=== Job ===
Make a verbatim copy of the entries below; pictures stay out.

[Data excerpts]

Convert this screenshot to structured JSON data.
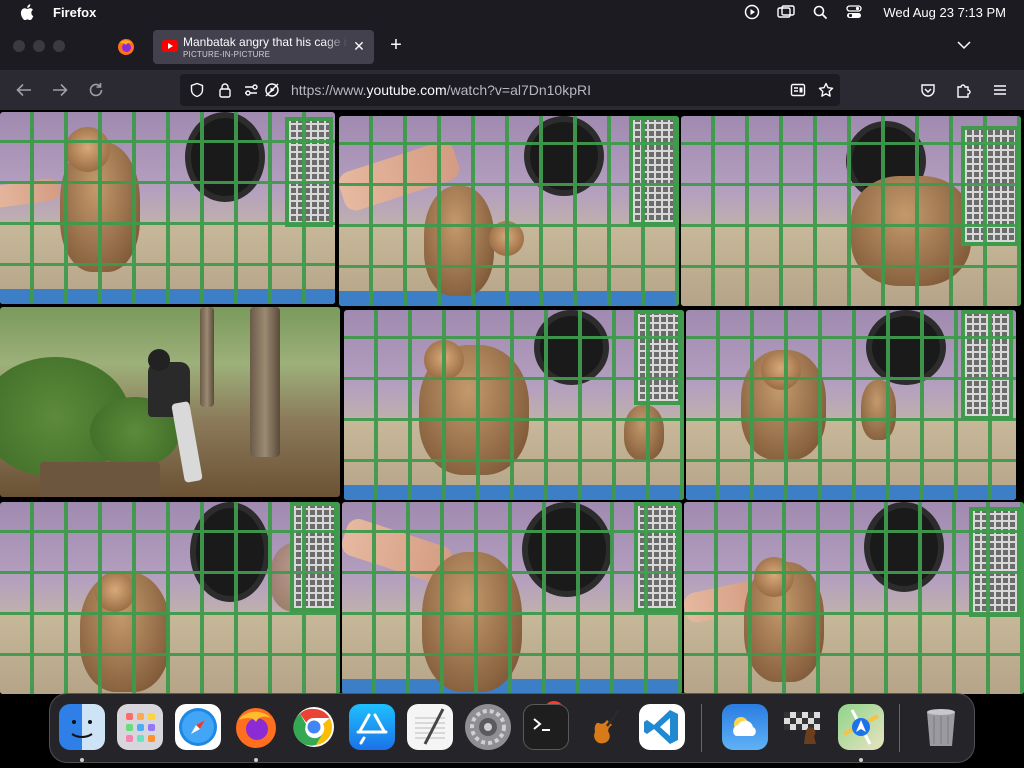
{
  "menubar": {
    "app_name": "Firefox",
    "clock": "Wed Aug 23  7:13 PM"
  },
  "browser": {
    "tab": {
      "title": "Manbatak angry that his cage is",
      "subtitle": "PICTURE-IN-PICTURE"
    },
    "url": {
      "prefix": "https://www.",
      "domain": "youtube.com",
      "path": "/watch?v=al7Dn10kpRI"
    }
  },
  "dock": {
    "apps": [
      "finder-icon",
      "launchpad-icon",
      "safari-icon",
      "firefox-icon",
      "chrome-icon",
      "app-store-icon",
      "textedit-icon",
      "system-settings-icon",
      "terminal-icon",
      "garageband-icon",
      "vscode-icon",
      "weather-icon",
      "chess-icon",
      "maps-icon",
      "trash-icon"
    ],
    "settings_badge": "2",
    "colors": {
      "finder": "#2f7fe8",
      "safari": "#1e88e5",
      "chrome": "#34a853",
      "app_store": "#1b8df2",
      "vscode": "#1f8ad2"
    }
  }
}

=== Output for this task ===
Convert this screenshot to structured JSON data.
{
  "menubar": {
    "app_name": "Firefox",
    "clock": "Wed Aug 23  7:13 PM"
  },
  "browser": {
    "tab": {
      "title": "Manbatak angry that his cage is",
      "subtitle": "PICTURE-IN-PICTURE"
    },
    "url": {
      "prefix": "https://www.",
      "domain": "youtube.com",
      "path": "/watch?v=al7Dn10kpRI"
    }
  },
  "dock": {
    "apps": [
      "finder-icon",
      "launchpad-icon",
      "safari-icon",
      "firefox-icon",
      "chrome-icon",
      "app-store-icon",
      "textedit-icon",
      "system-settings-icon",
      "terminal-icon",
      "garageband-icon",
      "vscode-icon",
      "weather-icon",
      "chess-icon",
      "maps-icon",
      "trash-icon"
    ],
    "settings_badge": "2",
    "colors": {
      "finder": "#2f7fe8",
      "safari": "#1e88e5",
      "chrome": "#34a853",
      "app_store": "#1b8df2",
      "vscode": "#1f8ad2"
    }
  }
}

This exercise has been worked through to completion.